### Items

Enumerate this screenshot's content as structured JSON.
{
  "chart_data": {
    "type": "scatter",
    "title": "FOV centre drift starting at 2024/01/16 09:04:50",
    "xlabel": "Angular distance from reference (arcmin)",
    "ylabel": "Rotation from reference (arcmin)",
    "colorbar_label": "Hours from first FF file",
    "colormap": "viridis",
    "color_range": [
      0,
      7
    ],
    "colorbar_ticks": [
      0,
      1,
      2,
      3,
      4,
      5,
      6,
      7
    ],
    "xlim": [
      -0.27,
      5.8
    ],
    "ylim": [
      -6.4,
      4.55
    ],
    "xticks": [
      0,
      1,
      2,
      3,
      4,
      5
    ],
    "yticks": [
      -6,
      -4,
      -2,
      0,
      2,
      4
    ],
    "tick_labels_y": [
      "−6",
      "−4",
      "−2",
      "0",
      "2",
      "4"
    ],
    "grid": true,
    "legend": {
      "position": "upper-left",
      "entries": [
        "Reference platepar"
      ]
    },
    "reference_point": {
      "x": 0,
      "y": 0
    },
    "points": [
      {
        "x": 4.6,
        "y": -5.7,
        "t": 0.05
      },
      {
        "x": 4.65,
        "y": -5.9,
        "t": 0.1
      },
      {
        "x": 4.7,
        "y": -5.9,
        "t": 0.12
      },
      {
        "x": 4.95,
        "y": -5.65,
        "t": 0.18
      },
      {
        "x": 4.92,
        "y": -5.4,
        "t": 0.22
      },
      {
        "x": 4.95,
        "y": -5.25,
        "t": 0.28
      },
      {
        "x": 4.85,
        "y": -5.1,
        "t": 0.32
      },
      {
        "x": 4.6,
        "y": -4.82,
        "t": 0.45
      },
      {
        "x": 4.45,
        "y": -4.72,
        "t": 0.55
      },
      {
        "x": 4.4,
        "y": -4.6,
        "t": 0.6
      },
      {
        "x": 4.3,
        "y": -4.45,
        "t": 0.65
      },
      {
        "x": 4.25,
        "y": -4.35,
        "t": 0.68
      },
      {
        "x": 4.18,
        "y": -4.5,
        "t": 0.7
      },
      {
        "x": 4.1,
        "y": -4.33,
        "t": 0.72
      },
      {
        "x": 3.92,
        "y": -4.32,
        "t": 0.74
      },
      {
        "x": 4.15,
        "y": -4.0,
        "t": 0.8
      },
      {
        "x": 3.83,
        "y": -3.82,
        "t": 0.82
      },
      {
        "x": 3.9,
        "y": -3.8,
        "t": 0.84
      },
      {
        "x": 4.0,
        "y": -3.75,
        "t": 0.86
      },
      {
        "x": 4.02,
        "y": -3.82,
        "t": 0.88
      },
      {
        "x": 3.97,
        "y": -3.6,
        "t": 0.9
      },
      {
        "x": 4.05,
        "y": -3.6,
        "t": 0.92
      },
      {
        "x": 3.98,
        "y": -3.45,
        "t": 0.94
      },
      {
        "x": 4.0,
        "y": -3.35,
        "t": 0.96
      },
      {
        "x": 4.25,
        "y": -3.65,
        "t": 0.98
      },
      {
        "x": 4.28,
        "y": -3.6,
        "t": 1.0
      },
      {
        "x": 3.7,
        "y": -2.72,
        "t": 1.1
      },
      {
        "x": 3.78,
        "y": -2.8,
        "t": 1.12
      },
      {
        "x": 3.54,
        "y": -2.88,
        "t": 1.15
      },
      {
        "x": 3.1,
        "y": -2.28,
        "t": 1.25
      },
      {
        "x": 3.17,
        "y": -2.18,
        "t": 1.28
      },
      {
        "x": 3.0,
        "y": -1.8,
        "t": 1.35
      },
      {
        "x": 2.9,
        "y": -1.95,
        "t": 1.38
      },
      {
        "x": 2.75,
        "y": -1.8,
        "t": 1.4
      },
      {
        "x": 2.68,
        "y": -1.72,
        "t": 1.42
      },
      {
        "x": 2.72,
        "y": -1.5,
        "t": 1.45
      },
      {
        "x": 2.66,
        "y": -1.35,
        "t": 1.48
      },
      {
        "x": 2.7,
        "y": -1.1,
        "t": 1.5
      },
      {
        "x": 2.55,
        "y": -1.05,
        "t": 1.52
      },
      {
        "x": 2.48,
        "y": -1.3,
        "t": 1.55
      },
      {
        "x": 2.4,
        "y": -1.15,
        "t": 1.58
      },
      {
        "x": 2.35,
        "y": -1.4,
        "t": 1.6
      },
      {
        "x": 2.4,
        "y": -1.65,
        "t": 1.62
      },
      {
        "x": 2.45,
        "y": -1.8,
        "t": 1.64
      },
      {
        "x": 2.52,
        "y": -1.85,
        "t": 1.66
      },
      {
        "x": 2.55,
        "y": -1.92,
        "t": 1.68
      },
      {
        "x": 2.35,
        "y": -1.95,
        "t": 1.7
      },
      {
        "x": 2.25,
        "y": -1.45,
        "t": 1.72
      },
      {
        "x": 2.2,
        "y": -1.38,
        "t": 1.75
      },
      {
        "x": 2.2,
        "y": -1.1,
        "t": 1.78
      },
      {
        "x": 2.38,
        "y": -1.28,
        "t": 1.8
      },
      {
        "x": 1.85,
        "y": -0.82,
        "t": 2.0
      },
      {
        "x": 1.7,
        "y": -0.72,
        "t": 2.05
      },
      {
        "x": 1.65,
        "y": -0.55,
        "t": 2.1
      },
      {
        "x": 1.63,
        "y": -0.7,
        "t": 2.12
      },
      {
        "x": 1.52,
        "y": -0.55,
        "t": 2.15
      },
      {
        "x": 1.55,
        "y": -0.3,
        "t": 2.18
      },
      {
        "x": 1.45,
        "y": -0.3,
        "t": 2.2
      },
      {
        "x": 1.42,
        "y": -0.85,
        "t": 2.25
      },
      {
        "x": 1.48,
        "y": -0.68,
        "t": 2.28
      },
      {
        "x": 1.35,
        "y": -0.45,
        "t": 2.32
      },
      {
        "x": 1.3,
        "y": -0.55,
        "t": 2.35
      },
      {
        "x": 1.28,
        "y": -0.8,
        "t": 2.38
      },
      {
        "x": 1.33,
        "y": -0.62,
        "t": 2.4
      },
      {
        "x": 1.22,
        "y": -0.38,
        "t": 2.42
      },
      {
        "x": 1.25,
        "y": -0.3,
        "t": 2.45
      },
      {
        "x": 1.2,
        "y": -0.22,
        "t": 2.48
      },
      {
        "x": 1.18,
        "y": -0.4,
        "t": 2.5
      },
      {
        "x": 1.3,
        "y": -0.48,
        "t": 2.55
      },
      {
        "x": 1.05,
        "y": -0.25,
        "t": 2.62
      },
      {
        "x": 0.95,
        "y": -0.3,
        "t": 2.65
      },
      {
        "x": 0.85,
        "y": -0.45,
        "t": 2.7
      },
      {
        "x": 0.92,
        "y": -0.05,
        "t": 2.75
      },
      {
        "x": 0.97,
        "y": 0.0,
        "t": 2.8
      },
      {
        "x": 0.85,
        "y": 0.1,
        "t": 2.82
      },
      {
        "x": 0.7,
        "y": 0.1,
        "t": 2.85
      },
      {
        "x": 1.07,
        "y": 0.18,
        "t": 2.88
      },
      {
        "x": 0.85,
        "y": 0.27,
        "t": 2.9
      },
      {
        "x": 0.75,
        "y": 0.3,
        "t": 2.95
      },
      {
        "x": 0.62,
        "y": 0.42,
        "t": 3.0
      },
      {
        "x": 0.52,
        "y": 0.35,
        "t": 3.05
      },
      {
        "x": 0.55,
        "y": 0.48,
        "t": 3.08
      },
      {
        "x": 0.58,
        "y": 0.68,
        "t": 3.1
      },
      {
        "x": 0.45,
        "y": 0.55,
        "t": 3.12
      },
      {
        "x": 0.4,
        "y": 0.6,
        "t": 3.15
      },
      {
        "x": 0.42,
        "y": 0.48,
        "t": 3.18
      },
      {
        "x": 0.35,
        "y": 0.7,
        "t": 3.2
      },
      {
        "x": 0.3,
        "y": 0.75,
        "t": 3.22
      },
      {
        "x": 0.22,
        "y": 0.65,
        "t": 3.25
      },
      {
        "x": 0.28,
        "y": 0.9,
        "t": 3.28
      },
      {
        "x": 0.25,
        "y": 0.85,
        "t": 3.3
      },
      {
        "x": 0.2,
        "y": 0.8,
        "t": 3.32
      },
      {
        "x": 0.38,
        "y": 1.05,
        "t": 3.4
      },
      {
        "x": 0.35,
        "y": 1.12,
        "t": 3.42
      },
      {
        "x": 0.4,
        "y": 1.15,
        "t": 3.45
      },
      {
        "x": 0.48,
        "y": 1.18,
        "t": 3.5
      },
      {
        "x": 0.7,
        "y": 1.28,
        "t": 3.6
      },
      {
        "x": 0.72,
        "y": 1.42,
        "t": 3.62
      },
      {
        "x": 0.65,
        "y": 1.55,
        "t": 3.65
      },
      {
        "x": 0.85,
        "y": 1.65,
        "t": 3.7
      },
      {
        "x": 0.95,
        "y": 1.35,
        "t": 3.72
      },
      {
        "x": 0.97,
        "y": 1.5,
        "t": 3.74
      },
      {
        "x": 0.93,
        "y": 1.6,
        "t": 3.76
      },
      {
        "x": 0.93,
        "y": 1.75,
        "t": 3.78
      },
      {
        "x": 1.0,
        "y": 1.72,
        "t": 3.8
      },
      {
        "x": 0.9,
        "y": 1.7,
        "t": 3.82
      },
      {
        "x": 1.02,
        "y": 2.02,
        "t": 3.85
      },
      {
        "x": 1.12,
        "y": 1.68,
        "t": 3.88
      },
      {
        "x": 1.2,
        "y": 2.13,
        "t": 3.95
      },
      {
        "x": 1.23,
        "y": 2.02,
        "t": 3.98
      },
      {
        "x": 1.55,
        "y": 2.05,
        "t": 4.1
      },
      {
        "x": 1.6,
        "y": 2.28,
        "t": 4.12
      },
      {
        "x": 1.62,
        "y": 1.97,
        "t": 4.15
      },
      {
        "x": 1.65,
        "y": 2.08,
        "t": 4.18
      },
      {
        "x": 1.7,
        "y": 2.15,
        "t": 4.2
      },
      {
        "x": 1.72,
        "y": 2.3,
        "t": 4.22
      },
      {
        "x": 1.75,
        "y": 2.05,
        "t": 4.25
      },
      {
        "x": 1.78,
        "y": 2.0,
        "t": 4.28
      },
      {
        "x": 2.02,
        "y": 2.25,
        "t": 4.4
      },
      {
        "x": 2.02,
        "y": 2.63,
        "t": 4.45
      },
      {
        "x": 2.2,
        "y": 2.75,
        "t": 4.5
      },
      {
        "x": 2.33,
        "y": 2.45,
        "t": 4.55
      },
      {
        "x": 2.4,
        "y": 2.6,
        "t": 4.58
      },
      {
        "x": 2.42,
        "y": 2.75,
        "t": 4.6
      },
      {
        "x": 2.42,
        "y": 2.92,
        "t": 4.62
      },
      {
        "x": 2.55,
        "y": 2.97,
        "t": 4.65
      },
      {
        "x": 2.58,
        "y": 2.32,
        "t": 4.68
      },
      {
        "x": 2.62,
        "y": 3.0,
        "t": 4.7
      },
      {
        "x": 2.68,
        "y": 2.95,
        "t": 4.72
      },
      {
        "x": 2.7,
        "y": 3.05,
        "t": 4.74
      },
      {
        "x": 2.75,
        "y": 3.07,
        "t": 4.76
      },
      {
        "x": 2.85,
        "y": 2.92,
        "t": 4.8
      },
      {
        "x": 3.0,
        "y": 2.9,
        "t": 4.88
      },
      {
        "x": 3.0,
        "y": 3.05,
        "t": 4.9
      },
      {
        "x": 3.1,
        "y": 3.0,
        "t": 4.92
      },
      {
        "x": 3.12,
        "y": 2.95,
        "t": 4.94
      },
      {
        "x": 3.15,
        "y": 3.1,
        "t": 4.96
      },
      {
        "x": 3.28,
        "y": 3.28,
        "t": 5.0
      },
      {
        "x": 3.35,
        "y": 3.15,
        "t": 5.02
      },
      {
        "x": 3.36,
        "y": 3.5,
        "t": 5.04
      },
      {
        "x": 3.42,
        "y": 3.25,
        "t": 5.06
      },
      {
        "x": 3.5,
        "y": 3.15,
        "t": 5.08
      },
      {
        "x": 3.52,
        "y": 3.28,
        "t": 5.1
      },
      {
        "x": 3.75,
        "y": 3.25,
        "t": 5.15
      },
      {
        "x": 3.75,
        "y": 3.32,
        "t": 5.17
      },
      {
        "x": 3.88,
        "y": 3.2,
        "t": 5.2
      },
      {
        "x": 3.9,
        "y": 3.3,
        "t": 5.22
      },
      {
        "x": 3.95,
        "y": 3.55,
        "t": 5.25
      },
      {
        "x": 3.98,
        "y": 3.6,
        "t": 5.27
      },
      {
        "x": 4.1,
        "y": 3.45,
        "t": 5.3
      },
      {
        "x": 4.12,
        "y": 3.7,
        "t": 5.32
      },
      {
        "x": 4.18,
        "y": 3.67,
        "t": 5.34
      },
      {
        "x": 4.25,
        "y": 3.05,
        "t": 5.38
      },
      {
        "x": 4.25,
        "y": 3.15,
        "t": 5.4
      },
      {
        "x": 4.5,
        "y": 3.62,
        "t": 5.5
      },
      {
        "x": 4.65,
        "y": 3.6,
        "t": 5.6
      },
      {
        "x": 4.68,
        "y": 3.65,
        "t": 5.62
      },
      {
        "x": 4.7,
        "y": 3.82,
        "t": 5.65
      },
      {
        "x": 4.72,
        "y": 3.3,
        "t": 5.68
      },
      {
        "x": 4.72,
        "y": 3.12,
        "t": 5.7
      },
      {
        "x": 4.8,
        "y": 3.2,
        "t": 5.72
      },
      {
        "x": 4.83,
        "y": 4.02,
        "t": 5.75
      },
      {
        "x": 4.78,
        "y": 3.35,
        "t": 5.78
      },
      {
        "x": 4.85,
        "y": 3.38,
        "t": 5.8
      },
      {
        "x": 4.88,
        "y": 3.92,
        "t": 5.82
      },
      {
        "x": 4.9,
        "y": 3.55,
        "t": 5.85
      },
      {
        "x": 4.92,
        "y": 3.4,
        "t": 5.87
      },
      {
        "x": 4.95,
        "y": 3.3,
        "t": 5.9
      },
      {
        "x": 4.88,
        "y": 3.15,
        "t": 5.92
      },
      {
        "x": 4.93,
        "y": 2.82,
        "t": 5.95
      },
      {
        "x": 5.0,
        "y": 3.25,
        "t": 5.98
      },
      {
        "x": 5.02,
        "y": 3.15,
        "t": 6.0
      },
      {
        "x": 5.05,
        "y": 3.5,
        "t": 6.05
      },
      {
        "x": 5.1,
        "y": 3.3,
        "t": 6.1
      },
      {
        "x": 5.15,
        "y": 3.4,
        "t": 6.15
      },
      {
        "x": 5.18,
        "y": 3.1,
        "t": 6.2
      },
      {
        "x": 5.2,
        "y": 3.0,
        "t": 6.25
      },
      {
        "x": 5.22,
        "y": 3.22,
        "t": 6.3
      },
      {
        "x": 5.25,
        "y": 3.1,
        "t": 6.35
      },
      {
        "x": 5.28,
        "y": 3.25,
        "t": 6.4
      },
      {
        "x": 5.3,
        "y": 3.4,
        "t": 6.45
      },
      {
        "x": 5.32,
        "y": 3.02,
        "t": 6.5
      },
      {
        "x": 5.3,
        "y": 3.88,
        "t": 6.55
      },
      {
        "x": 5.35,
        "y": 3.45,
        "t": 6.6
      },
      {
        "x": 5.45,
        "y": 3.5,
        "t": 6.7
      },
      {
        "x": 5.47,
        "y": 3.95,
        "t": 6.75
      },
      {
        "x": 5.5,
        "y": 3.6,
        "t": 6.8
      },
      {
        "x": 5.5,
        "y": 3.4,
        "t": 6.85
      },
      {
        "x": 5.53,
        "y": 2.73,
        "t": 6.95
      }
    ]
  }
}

######

Work required: Using the material above, copy every line in which the string "from" occurs.

Solution:
    "xlabel": "Angular distance from reference (arcmin)",
    "ylabel": "Rotation from reference (arcmin)",
    "colorbar_label": "Hours from first FF file",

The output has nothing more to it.